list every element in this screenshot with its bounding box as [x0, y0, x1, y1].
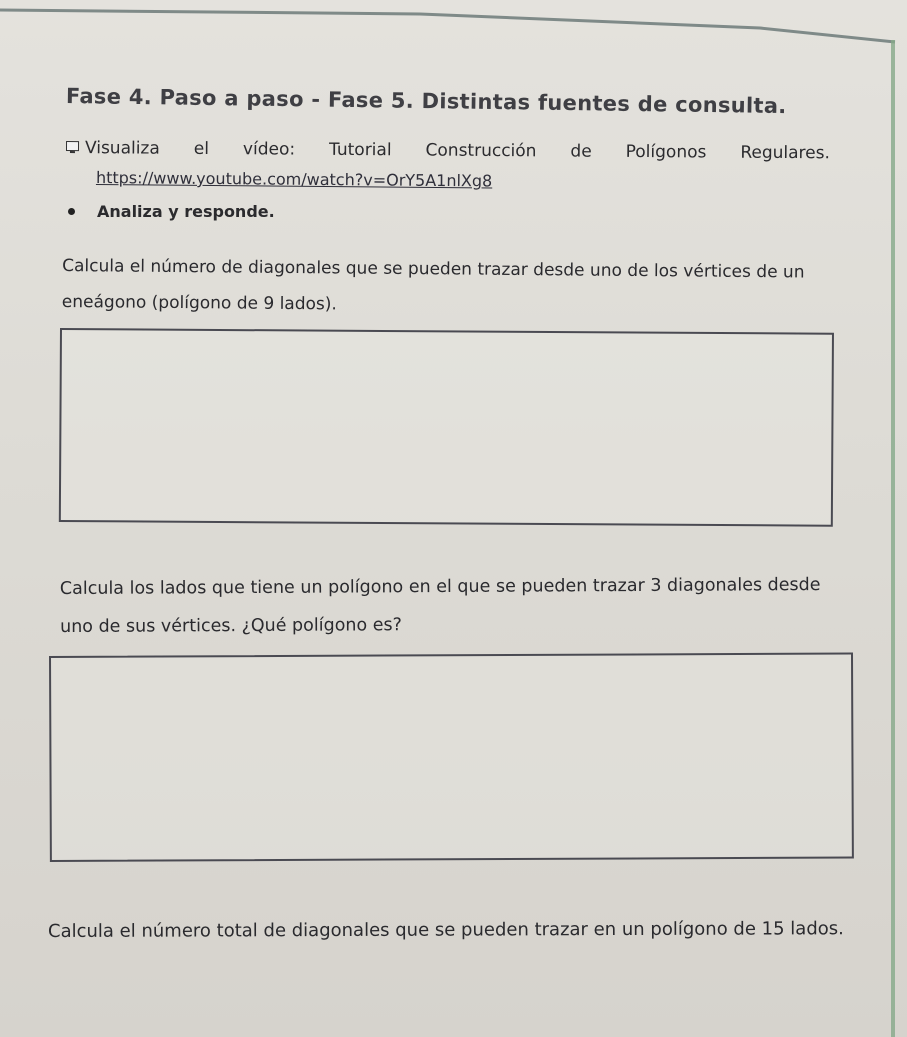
- answer-box-2[interactable]: [49, 652, 854, 862]
- video-word-4: Tutorial: [329, 139, 392, 161]
- question-3: Calcula el número total de diagonales que se pueden trazar en un polígono de 15 lados.: [47, 918, 844, 942]
- question-1: Calcula el número de diagonales que se pueden trazar desde uno de los vértices de un eneágono (polígono de 9 lados).: [61, 256, 805, 315]
- video-word-8: Regulares.: [740, 142, 830, 164]
- answer-box-1[interactable]: [59, 328, 834, 527]
- video-word-7: Polígonos: [625, 141, 707, 163]
- question-2: Calcula los lados que tiene un polígono en el que se pueden trazar 3 diagonales desde uno de sus vértices. ¿Qué polígono es?: [59, 575, 821, 637]
- video-word-6: de: [570, 141, 592, 162]
- monitor-icon: [66, 141, 79, 153]
- bullet-instruction: [68, 202, 275, 221]
- top-border-line: [0, 6, 900, 46]
- video-instruction: [66, 138, 830, 163]
- video-word-2: el: [193, 138, 210, 159]
- video-word-3: vídeo:: [242, 139, 296, 160]
- bullet-label: Analiza y responde.: [97, 202, 275, 221]
- video-word-1: Visualiza: [66, 138, 160, 159]
- video-word-5: Construcción: [425, 140, 537, 162]
- video-link[interactable]: https://www.youtube.com/watch?v=OrY5A1nlXg8: [95, 168, 493, 191]
- page-heading: Fase 4. Paso a paso - Fase 5. Distintas fuentes de consulta.: [65, 84, 787, 119]
- right-border-line: [891, 40, 895, 1037]
- bullet-dot-icon: [68, 208, 75, 215]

To do:
Print the data above verbatim, line for line, but leave out the picture.

Task output:
list every element in this screenshot with its bounding box as [x0, y0, x1, y1].
- answer-box-2[interactable]: [49, 652, 854, 862]
- video-word-4: Tutorial: [329, 139, 392, 161]
- question-3: Calcula el número total de diagonales que se pueden trazar en un polígono de 15 lados.: [47, 918, 844, 942]
- question-1: Calcula el número de diagonales que se pueden trazar desde uno de los vértices de un eneágono (polígono de 9 lados).: [61, 256, 805, 315]
- video-word-8: Regulares.: [740, 142, 830, 164]
- answer-box-1[interactable]: [59, 328, 834, 527]
- video-word-7: Polígonos: [625, 141, 707, 163]
- question-2: Calcula los lados que tiene un polígono en el que se pueden trazar 3 diagonales desde uno de sus vértices. ¿Qué polígono es?: [59, 575, 821, 637]
- video-word-6: de: [570, 141, 592, 162]
- monitor-icon: [66, 141, 79, 153]
- bullet-instruction: [68, 202, 275, 221]
- top-border-line: [0, 6, 900, 46]
- video-instruction: [66, 138, 830, 163]
- video-word-2: el: [193, 138, 210, 159]
- video-word-3: vídeo:: [242, 139, 296, 160]
- bullet-label: Analiza y responde.: [97, 202, 275, 221]
- video-word-1: Visualiza: [66, 138, 160, 159]
- video-word-5: Construcción: [425, 140, 537, 162]
- video-link[interactable]: https://www.youtube.com/watch?v=OrY5A1nlXg8: [95, 168, 493, 191]
- page-heading: Fase 4. Paso a paso - Fase 5. Distintas fuentes de consulta.: [65, 84, 787, 119]
- right-border-line: [891, 40, 895, 1037]
- bullet-dot-icon: [68, 208, 75, 215]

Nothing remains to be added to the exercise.